• Task directions
Extract every record, exactly as written, and ignore the pictures.

(Dataset records)
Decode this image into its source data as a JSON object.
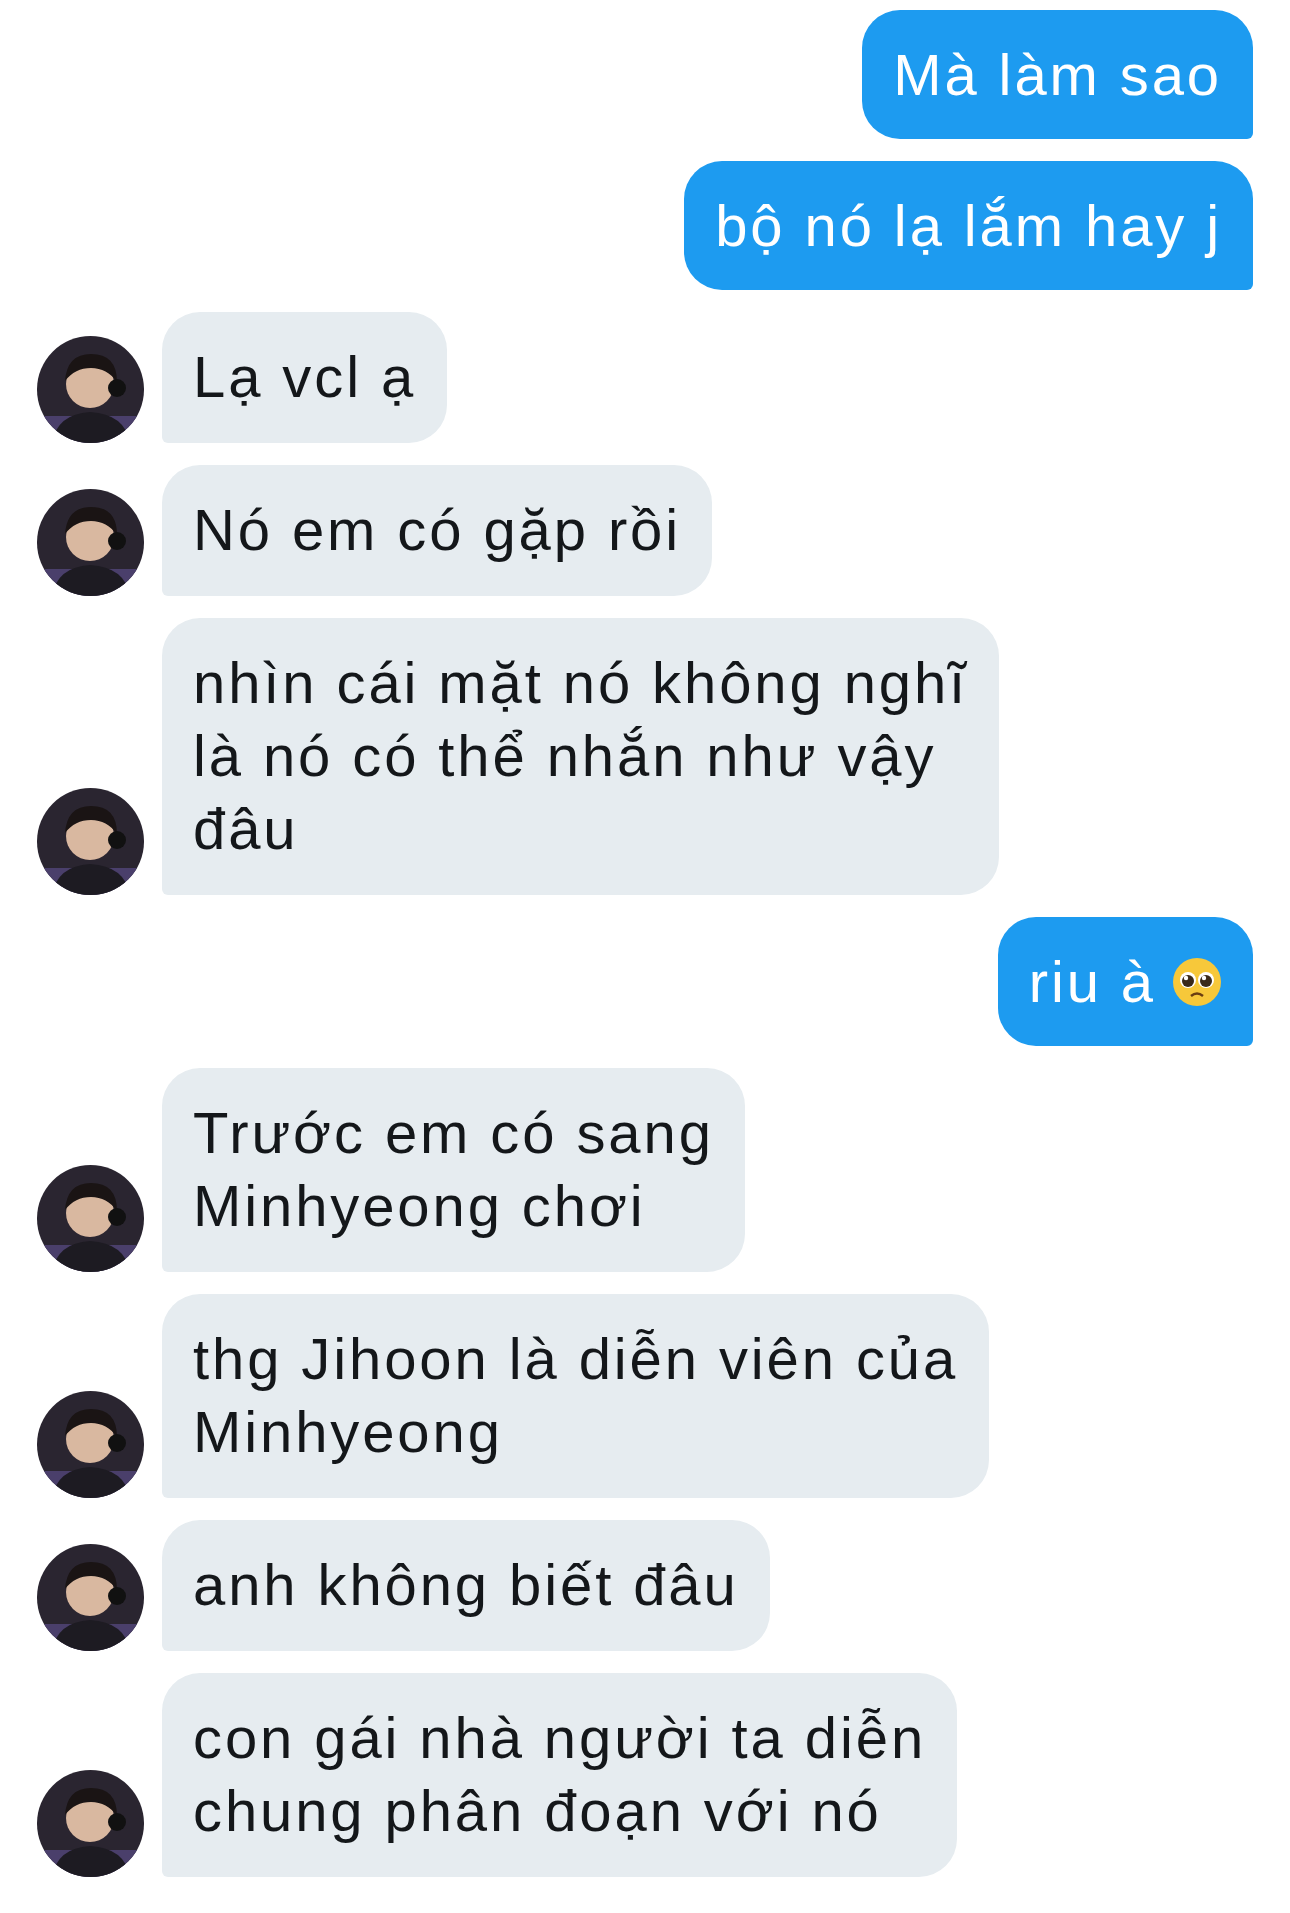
{
  "messages": [
    {
      "kind": "sent",
      "lines": [
        "Mà làm sao"
      ]
    },
    {
      "kind": "sent",
      "lines": [
        "bộ nó lạ lắm hay j"
      ]
    },
    {
      "kind": "received",
      "lines": [
        "Lạ vcl ạ"
      ]
    },
    {
      "kind": "received",
      "lines": [
        "Nó em có gặp rồi"
      ]
    },
    {
      "kind": "received",
      "lines": [
        "nhìn cái mặt nó không nghĩ",
        "là nó có thể nhắn như vậy",
        "đâu"
      ]
    },
    {
      "kind": "sent",
      "lines": [
        "riu à"
      ],
      "with_emoji": true
    },
    {
      "kind": "received",
      "lines": [
        "Trước em có sang",
        "Minhyeong chơi"
      ]
    },
    {
      "kind": "received",
      "lines": [
        "thg Jihoon là diễn viên của",
        "Minhyeong"
      ]
    },
    {
      "kind": "received",
      "lines": [
        "anh không biết đâu"
      ]
    },
    {
      "kind": "received",
      "lines": [
        "con gái nhà người ta diễn",
        "chung phân đoạn với nó"
      ]
    }
  ]
}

• Solved problem
Decode this image into its source data as a JSON object.
{
  "messages": [
    {
      "kind": "sent",
      "lines": [
        "Mà làm sao"
      ]
    },
    {
      "kind": "sent",
      "lines": [
        "bộ nó lạ lắm hay j"
      ]
    },
    {
      "kind": "received",
      "lines": [
        "Lạ vcl ạ"
      ]
    },
    {
      "kind": "received",
      "lines": [
        "Nó em có gặp rồi"
      ]
    },
    {
      "kind": "received",
      "lines": [
        "nhìn cái mặt nó không nghĩ",
        "là nó có thể nhắn như vậy",
        "đâu"
      ]
    },
    {
      "kind": "sent",
      "lines": [
        "riu à"
      ],
      "with_emoji": true
    },
    {
      "kind": "received",
      "lines": [
        "Trước em có sang",
        "Minhyeong chơi"
      ]
    },
    {
      "kind": "received",
      "lines": [
        "thg Jihoon là diễn viên của",
        "Minhyeong"
      ]
    },
    {
      "kind": "received",
      "lines": [
        "anh không biết đâu"
      ]
    },
    {
      "kind": "received",
      "lines": [
        "con gái nhà người ta diễn",
        "chung phân đoạn với nó"
      ]
    }
  ]
}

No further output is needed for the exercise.